WHAT YOU NEED TO DO: Retype the complete listing exactly as it appears.

PROVIDED RECORDS:

--*--

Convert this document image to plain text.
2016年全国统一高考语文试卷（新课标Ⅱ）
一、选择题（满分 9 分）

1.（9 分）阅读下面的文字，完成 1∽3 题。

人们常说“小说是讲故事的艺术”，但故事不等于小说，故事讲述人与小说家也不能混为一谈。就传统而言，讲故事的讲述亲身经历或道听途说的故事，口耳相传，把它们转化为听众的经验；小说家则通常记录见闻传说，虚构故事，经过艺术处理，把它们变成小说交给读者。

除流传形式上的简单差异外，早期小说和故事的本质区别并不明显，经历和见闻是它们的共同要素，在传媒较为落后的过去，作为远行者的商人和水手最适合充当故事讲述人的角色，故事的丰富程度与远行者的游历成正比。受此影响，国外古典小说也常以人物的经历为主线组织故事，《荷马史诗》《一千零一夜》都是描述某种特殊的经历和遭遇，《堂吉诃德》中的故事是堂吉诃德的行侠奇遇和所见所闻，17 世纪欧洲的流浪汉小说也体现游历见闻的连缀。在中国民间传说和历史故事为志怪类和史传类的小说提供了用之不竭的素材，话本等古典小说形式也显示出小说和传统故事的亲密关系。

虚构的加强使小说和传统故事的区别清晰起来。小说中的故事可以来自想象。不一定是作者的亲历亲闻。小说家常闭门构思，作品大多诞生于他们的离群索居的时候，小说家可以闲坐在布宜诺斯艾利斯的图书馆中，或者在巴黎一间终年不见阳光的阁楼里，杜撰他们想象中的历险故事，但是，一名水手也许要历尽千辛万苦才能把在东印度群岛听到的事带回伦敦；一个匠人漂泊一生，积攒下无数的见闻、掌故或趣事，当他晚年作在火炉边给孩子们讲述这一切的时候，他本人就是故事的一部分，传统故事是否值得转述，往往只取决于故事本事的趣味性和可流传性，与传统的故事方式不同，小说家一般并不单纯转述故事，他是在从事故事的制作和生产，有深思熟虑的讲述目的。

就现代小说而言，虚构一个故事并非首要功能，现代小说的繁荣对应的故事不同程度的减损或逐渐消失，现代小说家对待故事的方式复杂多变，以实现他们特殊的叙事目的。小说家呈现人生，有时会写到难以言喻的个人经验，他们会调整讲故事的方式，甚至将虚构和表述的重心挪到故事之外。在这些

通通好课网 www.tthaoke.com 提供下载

--*--

EXERCISE RESULT:
Convert this document image to plain text.
2016年全国统一高考语文试卷（新课标Ⅱ）
一、选择题（满分 9 分）

1.（9 分）阅读下面的文字，完成 1∽3 题。

人们常说“小说是讲故事的艺术”，但故事不等于小说，故事讲述人与小说家也不能混为一谈。就传统而言，讲故事的讲述亲身经历或道听途说的故事，口耳相传，把它们转化为听众的经验；小说家则通常记录见闻传说，虚构故事，经过艺术处理，把它们变成小说交给读者。

除流传形式上的简单差异外，早期小说和故事的本质区别并不明显，经历和见闻是它们的共同要素，在传媒较为落后的过去，作为远行者的商人和水手最适合充当故事讲述人的角色，故事的丰富程度与远行者的游历成正比。受此影响，国外古典小说也常以人物的经历为主线组织故事，《荷马史诗》《一千零一夜》都是描述某种特殊的经历和遭遇，《堂吉诃德》中的故事是堂吉诃德的行侠奇遇和所见所闻，17 世纪欧洲的流浪汉小说也体现游历见闻的连缀。在中国民间传说和历史故事为志怪类和史传类的小说提供了用之不竭的素材，话本等古典小说形式也显示出小说和传统故事的亲密关系。

虚构的加强使小说和传统故事的区别清晰起来。小说中的故事可以来自想象。不一定是作者的亲历亲闻。小说家常闭门构思，作品大多诞生于他们的离群索居的时候，小说家可以闲坐在布宜诺斯艾利斯的图书馆中，或者在巴黎一间终年不见阳光的阁楼里，杜撰他们想象中的历险故事，但是，一名水手也许要历尽千辛万苦才能把在东印度群岛听到的事带回伦敦；一个匠人漂泊一生，积攒下无数的见闻、掌故或趣事，当他晚年作在火炉边给孩子们讲述这一切的时候，他本人就是故事的一部分，传统故事是否值得转述，往往只取决于故事本事的趣味性和可流传性，与传统的故事方式不同，小说家一般并不单纯转述故事，他是在从事故事的制作和生产，有深思熟虑的讲述目的。

就现代小说而言，虚构一个故事并非首要功能，现代小说的繁荣对应的故事不同程度的减损或逐渐消失，现代小说家对待故事的方式复杂多变，以实现他们特殊的叙事目的。小说家呈现人生，有时会写到难以言喻的个人经验，他们会调整讲故事的方式，甚至将虚构和表述的重心挪到故事之外。在这些

通通好课网 www.tthaoke.com 提供下载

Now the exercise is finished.